Return every record below exactly as written, but leave out the pictures.

— start Extracted data —

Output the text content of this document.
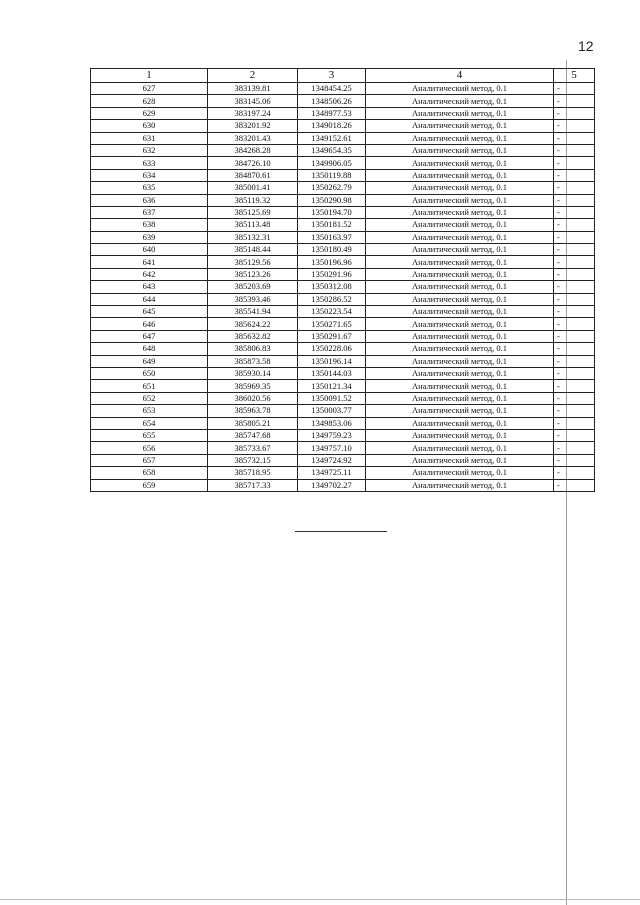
12
1	2	3	4	5
627	383139.81	1348454.25	Аналитический метод, 0.1	-
628	383145.06	1348506.26	Аналитический метод, 0.1	-
629	383197.24	1348977.53	Аналитический метод, 0.1	-
630	383201.92	1349018.26	Аналитический метод, 0.1	-
631	383201.43	1349152.61	Аналитический метод, 0.1	-
632	384268.28	1349654.35	Аналитический метод, 0.1	-
633	384726.10	1349906.05	Аналитический метод, 0.1	-
634	384870.61	1350119.88	Аналитический метод, 0.1	-
635	385001.41	1350262.79	Аналитический метод, 0.1	-
636	385119.32	1350290.98	Аналитический метод, 0.1	-
637	385125.69	1350194.70	Аналитический метод, 0.1	-
638	385113.48	1350181.52	Аналитический метод, 0.1	-
639	385132.31	1350163.97	Аналитический метод, 0.1	-
640	385148.44	1350180.49	Аналитический метод, 0.1	-
641	385129.56	1350196.96	Аналитический метод, 0.1	-
642	385123.26	1350291.96	Аналитический метод, 0.1	-
643	385203.69	1350312.08	Аналитический метод, 0.1	-
644	385393.46	1350286.52	Аналитический метод, 0.1	-
645	385541.94	1350223.54	Аналитический метод, 0.1	-
646	385624.22	1350271.65	Аналитический метод, 0.1	-
647	385632.82	1350291.67	Аналитический метод, 0.1	-
648	385806.83	1350228.06	Аналитический метод, 0.1	-
649	385873.58	1350196.14	Аналитический метод, 0.1	-
650	385930.14	1350144.03	Аналитический метод, 0.1	-
651	385969.35	1350121.34	Аналитический метод, 0.1	-
652	386020.56	1350091.52	Аналитический метод, 0.1	-
653	385963.78	1350003.77	Аналитический метод, 0.1	-
654	385805.21	1349853.06	Аналитический метод, 0.1	-
655	385747.68	1349759.23	Аналитический метод, 0.1	-
656	385733.67	1349757.10	Аналитический метод, 0.1	-
657	385732.15	1349724.92	Аналитический метод, 0.1	-
658	385718.95	1349725.11	Аналитический метод, 0.1	-
659	385717.33	1349702.27	Аналитический метод, 0.1	-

— end Extracted data —

Result of the exercise »
Output the text content of this document.
12
1	2	3	4	5
627	383139.81	1348454.25	Аналитический метод, 0.1	-
628	383145.06	1348506.26	Аналитический метод, 0.1	-
629	383197.24	1348977.53	Аналитический метод, 0.1	-
630	383201.92	1349018.26	Аналитический метод, 0.1	-
631	383201.43	1349152.61	Аналитический метод, 0.1	-
632	384268.28	1349654.35	Аналитический метод, 0.1	-
633	384726.10	1349906.05	Аналитический метод, 0.1	-
634	384870.61	1350119.88	Аналитический метод, 0.1	-
635	385001.41	1350262.79	Аналитический метод, 0.1	-
636	385119.32	1350290.98	Аналитический метод, 0.1	-
637	385125.69	1350194.70	Аналитический метод, 0.1	-
638	385113.48	1350181.52	Аналитический метод, 0.1	-
639	385132.31	1350163.97	Аналитический метод, 0.1	-
640	385148.44	1350180.49	Аналитический метод, 0.1	-
641	385129.56	1350196.96	Аналитический метод, 0.1	-
642	385123.26	1350291.96	Аналитический метод, 0.1	-
643	385203.69	1350312.08	Аналитический метод, 0.1	-
644	385393.46	1350286.52	Аналитический метод, 0.1	-
645	385541.94	1350223.54	Аналитический метод, 0.1	-
646	385624.22	1350271.65	Аналитический метод, 0.1	-
647	385632.82	1350291.67	Аналитический метод, 0.1	-
648	385806.83	1350228.06	Аналитический метод, 0.1	-
649	385873.58	1350196.14	Аналитический метод, 0.1	-
650	385930.14	1350144.03	Аналитический метод, 0.1	-
651	385969.35	1350121.34	Аналитический метод, 0.1	-
652	386020.56	1350091.52	Аналитический метод, 0.1	-
653	385963.78	1350003.77	Аналитический метод, 0.1	-
654	385805.21	1349853.06	Аналитический метод, 0.1	-
655	385747.68	1349759.23	Аналитический метод, 0.1	-
656	385733.67	1349757.10	Аналитический метод, 0.1	-
657	385732.15	1349724.92	Аналитический метод, 0.1	-
658	385718.95	1349725.11	Аналитический метод, 0.1	-
659	385717.33	1349702.27	Аналитический метод, 0.1	-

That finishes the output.